* _Prompt_
Find the lines of data that contain the string "content", then list them.

***** Input rows

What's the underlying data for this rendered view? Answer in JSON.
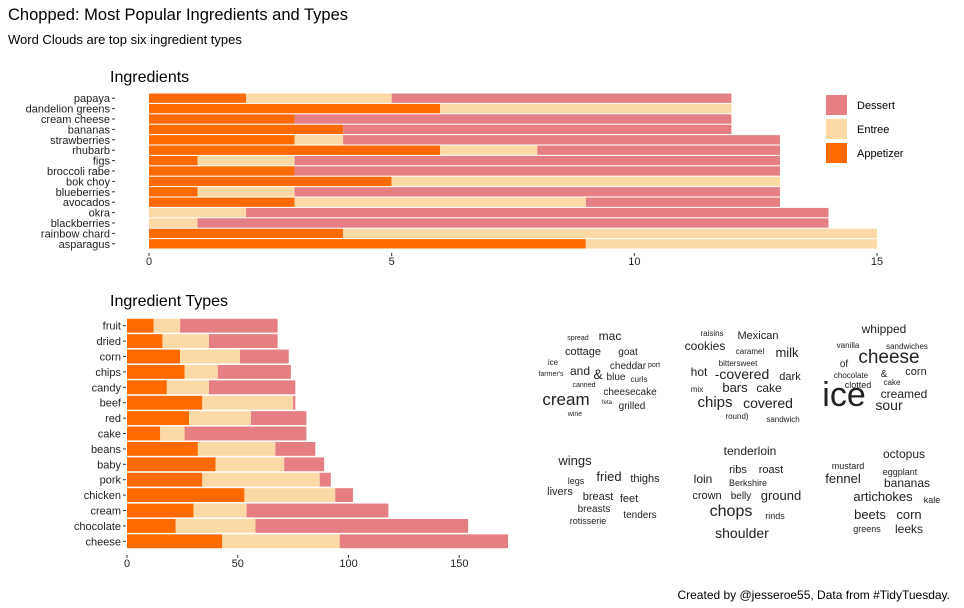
{
  "title": "Chopped: Most Popular Ingredients and Types",
  "subtitle": "Word Clouds are top six ingredient types",
  "credit": "Created by @jesseroe55, Data from #TidyTuesday.",
  "colors": {
    "Dessert": "#e67f83",
    "Entree": "#fdd9a5",
    "Appetizer": "#ff6a00",
    "axis": "#333333"
  },
  "chart_data": [
    {
      "type": "bar",
      "orientation": "horizontal",
      "stacked": true,
      "title": "Ingredients",
      "categories": [
        "papaya",
        "dandelion greens",
        "cream cheese",
        "bananas",
        "strawberries",
        "rhubarb",
        "figs",
        "broccoli rabe",
        "bok choy",
        "blueberries",
        "avocados",
        "okra",
        "blackberries",
        "rainbow chard",
        "asparagus"
      ],
      "series": [
        {
          "name": "Appetizer",
          "values": [
            2,
            6,
            3,
            4,
            3,
            6,
            1,
            3,
            5,
            1,
            3,
            0,
            0,
            4,
            9
          ]
        },
        {
          "name": "Entree",
          "values": [
            3,
            6,
            0,
            0,
            1,
            2,
            2,
            0,
            8,
            2,
            6,
            2,
            1,
            11,
            6
          ]
        },
        {
          "name": "Dessert",
          "values": [
            7,
            0,
            9,
            8,
            9,
            5,
            10,
            10,
            0,
            10,
            4,
            12,
            13,
            0,
            0
          ]
        }
      ],
      "xticks": [
        "0",
        "5",
        "10",
        "15"
      ],
      "xlim": [
        0,
        15.7
      ],
      "legend": {
        "position": "right",
        "entries": [
          "Dessert",
          "Entree",
          "Appetizer"
        ]
      }
    },
    {
      "type": "bar",
      "orientation": "horizontal",
      "stacked": true,
      "title": "Ingredient Types",
      "categories": [
        "fruit",
        "dried",
        "corn",
        "chips",
        "candy",
        "beef",
        "red",
        "cake",
        "beans",
        "baby",
        "pork",
        "chicken",
        "cream",
        "chocolate",
        "cheese"
      ],
      "series": [
        {
          "name": "Appetizer",
          "values": [
            12,
            16,
            24,
            26,
            18,
            34,
            28,
            15,
            32,
            40,
            34,
            53,
            30,
            22,
            43
          ]
        },
        {
          "name": "Entree",
          "values": [
            12,
            21,
            27,
            15,
            19,
            41,
            28,
            11,
            35,
            31,
            53,
            41,
            24,
            36,
            53
          ]
        },
        {
          "name": "Dessert",
          "values": [
            44,
            31,
            22,
            33,
            39,
            1,
            25,
            55,
            18,
            18,
            5,
            8,
            64,
            96,
            76
          ]
        }
      ],
      "xticks": [
        "0",
        "50",
        "100",
        "150"
      ],
      "xlim": [
        0,
        172
      ]
    },
    {
      "type": "wordcloud",
      "clouds": [
        {
          "words": [
            {
              "w": "mac",
              "s": 12
            },
            {
              "w": "spread",
              "s": 7
            },
            {
              "w": "cottage",
              "s": 11
            },
            {
              "w": "goat",
              "s": 10
            },
            {
              "w": "ice",
              "s": 8
            },
            {
              "w": "cheddar",
              "s": 10
            },
            {
              "w": "port",
              "s": 7
            },
            {
              "w": "farmer's",
              "s": 7
            },
            {
              "w": "and",
              "s": 12
            },
            {
              "w": "&",
              "s": 14
            },
            {
              "w": "blue",
              "s": 10
            },
            {
              "w": "curls",
              "s": 8
            },
            {
              "w": "canned",
              "s": 7
            },
            {
              "w": "cheesecake",
              "s": 10
            },
            {
              "w": "cream",
              "s": 17
            },
            {
              "w": "feta",
              "s": 6
            },
            {
              "w": "grilled",
              "s": 10
            },
            {
              "w": "wine",
              "s": 7
            }
          ]
        },
        {
          "words": [
            {
              "w": "raisins",
              "s": 8
            },
            {
              "w": "Mexican",
              "s": 11
            },
            {
              "w": "cookies",
              "s": 12
            },
            {
              "w": "caramel",
              "s": 8
            },
            {
              "w": "milk",
              "s": 13
            },
            {
              "w": "bittersweet",
              "s": 8
            },
            {
              "w": "hot",
              "s": 12
            },
            {
              "w": "-covered",
              "s": 14
            },
            {
              "w": "dark",
              "s": 11
            },
            {
              "w": "mix",
              "s": 8
            },
            {
              "w": "bars",
              "s": 13
            },
            {
              "w": "cake",
              "s": 12
            },
            {
              "w": "chips",
              "s": 15
            },
            {
              "w": "covered",
              "s": 14
            },
            {
              "w": "round)",
              "s": 8
            },
            {
              "w": "sandwich",
              "s": 8
            }
          ]
        },
        {
          "words": [
            {
              "w": "whipped",
              "s": 12
            },
            {
              "w": "vanilla",
              "s": 8
            },
            {
              "w": "sandwiches",
              "s": 8
            },
            {
              "w": "cheese",
              "s": 19
            },
            {
              "w": "of",
              "s": 10
            },
            {
              "w": "chocolate",
              "s": 8
            },
            {
              "w": "&",
              "s": 10
            },
            {
              "w": "corn",
              "s": 11
            },
            {
              "w": "clotted",
              "s": 9
            },
            {
              "w": "cake",
              "s": 8
            },
            {
              "w": "ice",
              "s": 34
            },
            {
              "w": "creamed",
              "s": 12
            },
            {
              "w": "sour",
              "s": 14
            }
          ]
        },
        {
          "words": [
            {
              "w": "wings",
              "s": 13
            },
            {
              "w": "legs",
              "s": 9
            },
            {
              "w": "fried",
              "s": 13
            },
            {
              "w": "thighs",
              "s": 11
            },
            {
              "w": "livers",
              "s": 11
            },
            {
              "w": "breast",
              "s": 11
            },
            {
              "w": "feet",
              "s": 11
            },
            {
              "w": "breasts",
              "s": 10
            },
            {
              "w": "tenders",
              "s": 10
            },
            {
              "w": "rotisserie",
              "s": 9
            }
          ]
        },
        {
          "words": [
            {
              "w": "tenderloin",
              "s": 12
            },
            {
              "w": "ribs",
              "s": 11
            },
            {
              "w": "roast",
              "s": 11
            },
            {
              "w": "loin",
              "s": 12
            },
            {
              "w": "Berkshire",
              "s": 9
            },
            {
              "w": "crown",
              "s": 11
            },
            {
              "w": "belly",
              "s": 10
            },
            {
              "w": "ground",
              "s": 13
            },
            {
              "w": "chops",
              "s": 16
            },
            {
              "w": "rinds",
              "s": 9
            },
            {
              "w": "shoulder",
              "s": 14
            }
          ]
        },
        {
          "words": [
            {
              "w": "octopus",
              "s": 12
            },
            {
              "w": "mustard",
              "s": 9
            },
            {
              "w": "eggplant",
              "s": 9
            },
            {
              "w": "fennel",
              "s": 13
            },
            {
              "w": "bananas",
              "s": 12
            },
            {
              "w": "artichokes",
              "s": 13
            },
            {
              "w": "kale",
              "s": 9
            },
            {
              "w": "beets",
              "s": 13
            },
            {
              "w": "corn",
              "s": 13
            },
            {
              "w": "greens",
              "s": 9
            },
            {
              "w": "leeks",
              "s": 12
            }
          ]
        }
      ]
    }
  ]
}
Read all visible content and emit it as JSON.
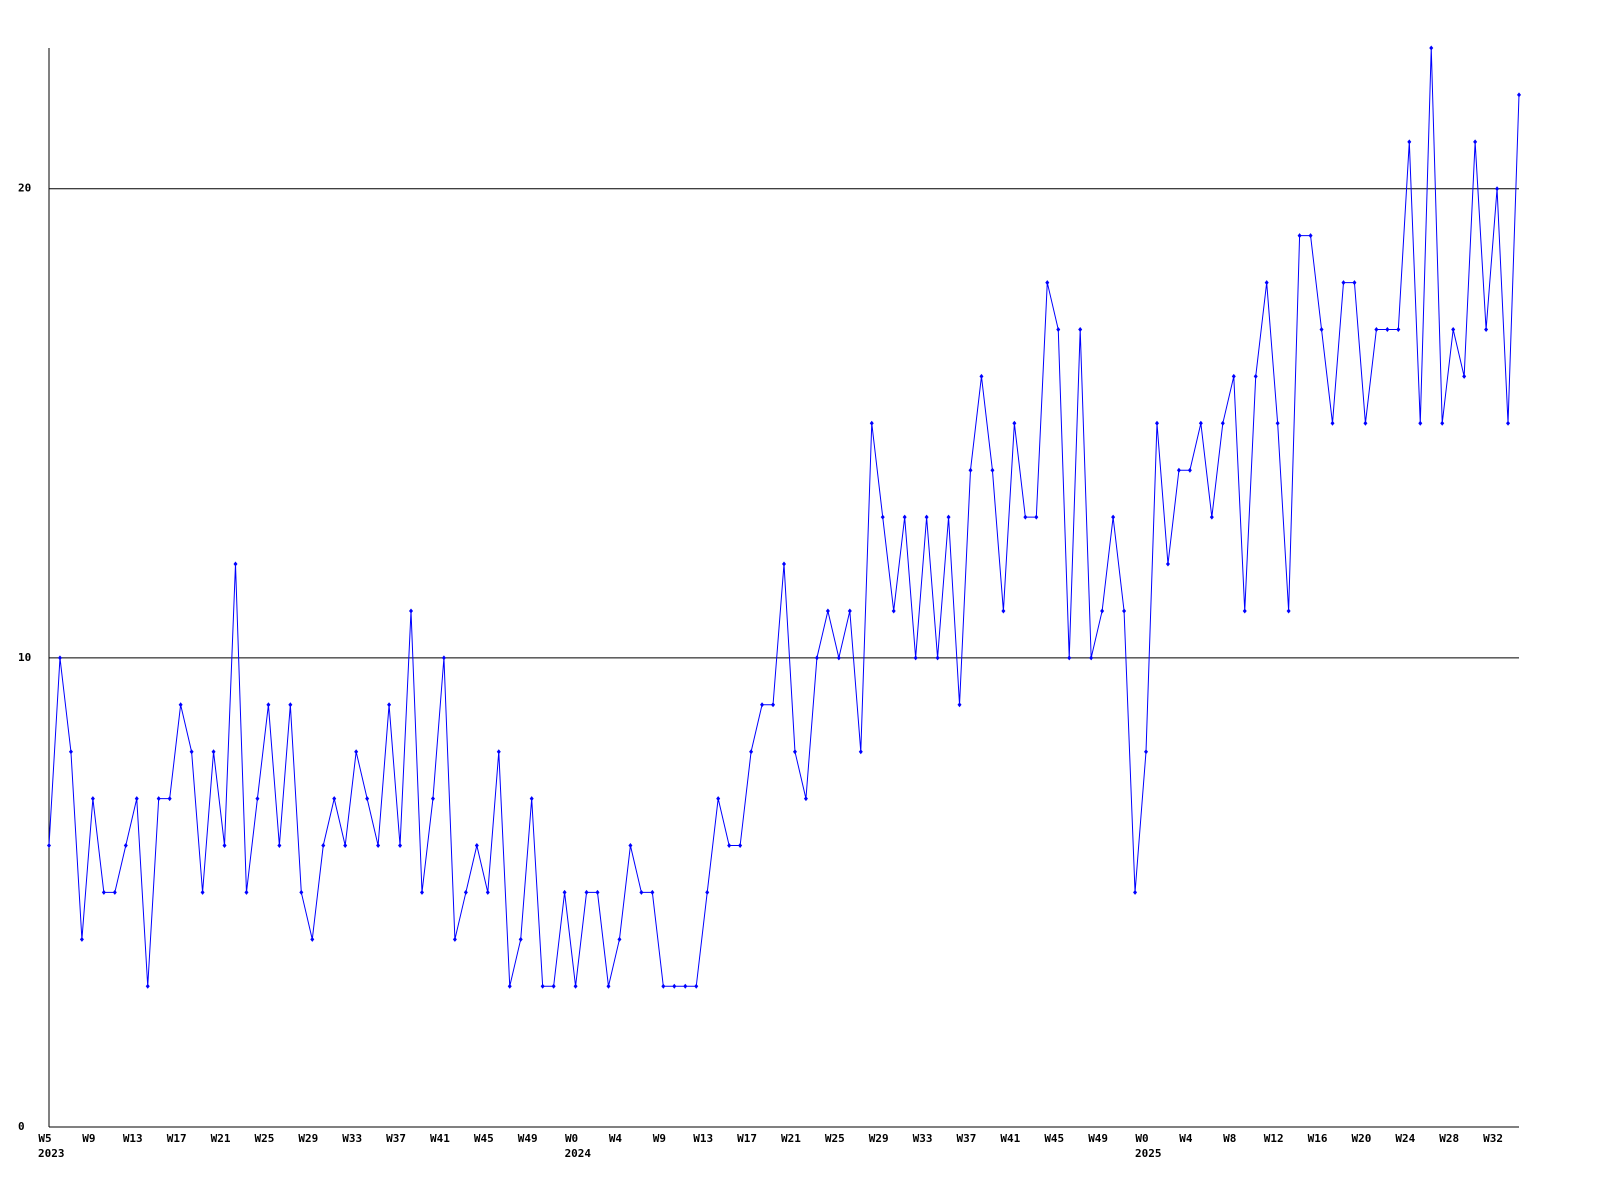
{
  "chart_data": {
    "type": "line",
    "categories": [
      "W5",
      null,
      null,
      null,
      "W9",
      null,
      null,
      null,
      "W13",
      null,
      null,
      null,
      "W17",
      null,
      null,
      null,
      "W21",
      null,
      null,
      null,
      "W25",
      null,
      null,
      null,
      "W29",
      null,
      null,
      null,
      "W33",
      null,
      null,
      null,
      "W37",
      null,
      null,
      null,
      "W41",
      null,
      null,
      null,
      "W45",
      null,
      null,
      null,
      "W49",
      null,
      null,
      null,
      "W0",
      null,
      null,
      null,
      "W4",
      null,
      null,
      null,
      "W9",
      null,
      null,
      null,
      "W13",
      null,
      null,
      null,
      "W17",
      null,
      null,
      null,
      "W21",
      null,
      null,
      null,
      "W25",
      null,
      null,
      null,
      "W29",
      null,
      null,
      null,
      "W33",
      null,
      null,
      null,
      "W37",
      null,
      null,
      null,
      "W41",
      null,
      null,
      null,
      "W45",
      null,
      null,
      null,
      "W49",
      null,
      null,
      null,
      "W0",
      null,
      null,
      null,
      "W4",
      null,
      null,
      null,
      "W8",
      null,
      null,
      null,
      "W12",
      null,
      null,
      null,
      "W16",
      null,
      null,
      null,
      "W20",
      null,
      null,
      null,
      "W24",
      null,
      null,
      null,
      "W28",
      null,
      null,
      null,
      "W32",
      null,
      null
    ],
    "years": [
      "2023",
      null,
      null,
      null,
      null,
      null,
      null,
      null,
      null,
      null,
      null,
      null,
      null,
      null,
      null,
      null,
      null,
      null,
      null,
      null,
      null,
      null,
      null,
      null,
      null,
      null,
      null,
      null,
      null,
      null,
      null,
      null,
      null,
      null,
      null,
      null,
      null,
      null,
      null,
      null,
      null,
      null,
      null,
      null,
      null,
      null,
      null,
      null,
      "2024",
      null,
      null,
      null,
      null,
      null,
      null,
      null,
      null,
      null,
      null,
      null,
      null,
      null,
      null,
      null,
      null,
      null,
      null,
      null,
      null,
      null,
      null,
      null,
      null,
      null,
      null,
      null,
      null,
      null,
      null,
      null,
      null,
      null,
      null,
      null,
      null,
      null,
      null,
      null,
      null,
      null,
      null,
      null,
      null,
      null,
      null,
      null,
      null,
      null,
      null,
      null,
      "2025",
      null,
      null,
      null,
      null,
      null,
      null,
      null,
      null,
      null,
      null,
      null,
      null,
      null,
      null,
      null,
      null,
      null,
      null,
      null,
      null,
      null,
      null,
      null,
      null,
      null,
      null,
      null,
      null,
      null,
      null,
      null,
      null,
      null,
      null
    ],
    "values": [
      6,
      10,
      8,
      4,
      7,
      5,
      5,
      6,
      7,
      3,
      7,
      7,
      9,
      8,
      5,
      8,
      6,
      12,
      5,
      7,
      9,
      6,
      9,
      5,
      4,
      6,
      7,
      6,
      8,
      7,
      6,
      9,
      6,
      11,
      5,
      7,
      10,
      4,
      5,
      6,
      5,
      8,
      3,
      4,
      7,
      3,
      3,
      5,
      3,
      5,
      5,
      3,
      4,
      6,
      5,
      5,
      3,
      3,
      3,
      3,
      5,
      7,
      6,
      6,
      8,
      9,
      9,
      12,
      8,
      7,
      10,
      11,
      10,
      11,
      8,
      15,
      13,
      11,
      13,
      10,
      13,
      10,
      13,
      9,
      14,
      16,
      14,
      11,
      15,
      13,
      13,
      18,
      17,
      10,
      17,
      10,
      11,
      13,
      11,
      5,
      8,
      15,
      12,
      14,
      14,
      15,
      13,
      15,
      16,
      11,
      16,
      18,
      15,
      11,
      19,
      19,
      17,
      15,
      18,
      18,
      15,
      17,
      17,
      17,
      21,
      15,
      23,
      15,
      17,
      16,
      21,
      17,
      20,
      15,
      22
    ],
    "color": "#0000ff",
    "ylim": [
      0,
      23
    ],
    "yticks": [
      0,
      10,
      20
    ],
    "grid": true
  }
}
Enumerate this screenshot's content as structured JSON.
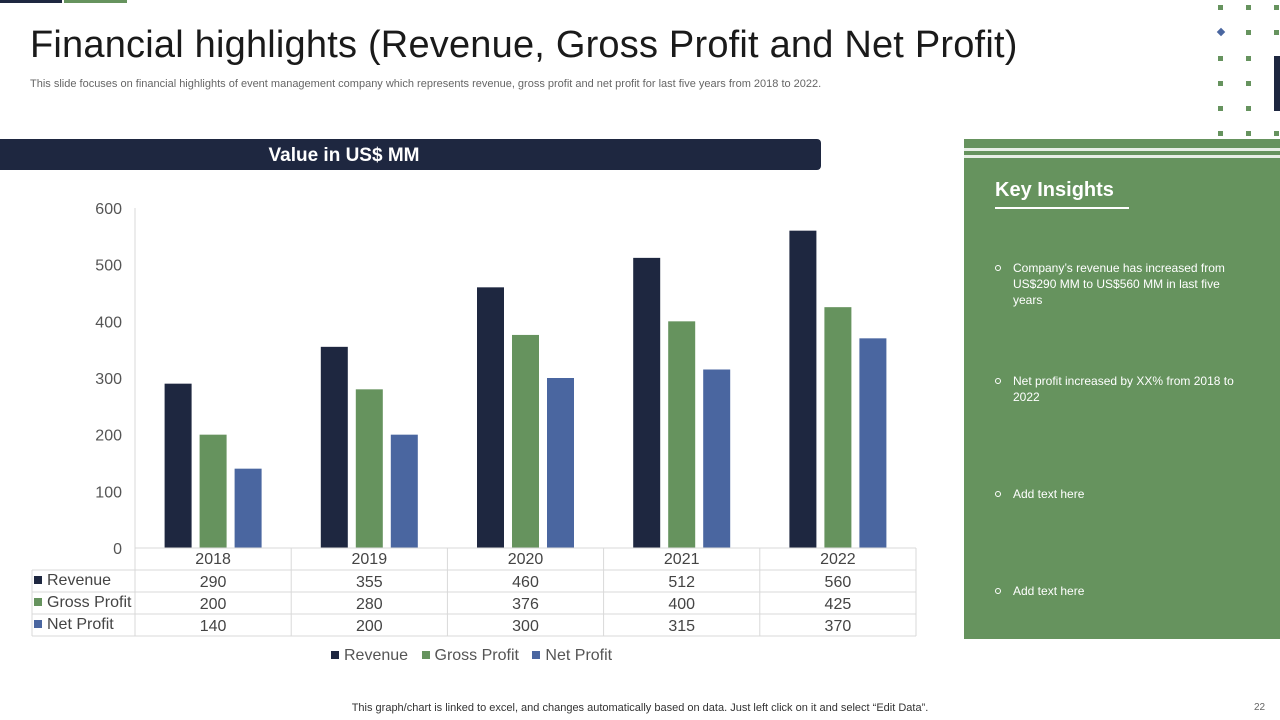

**********

* _Completed exercise_
Read all visible content and emit it as JSON.
Enumerate this screenshot's content as structured JSON.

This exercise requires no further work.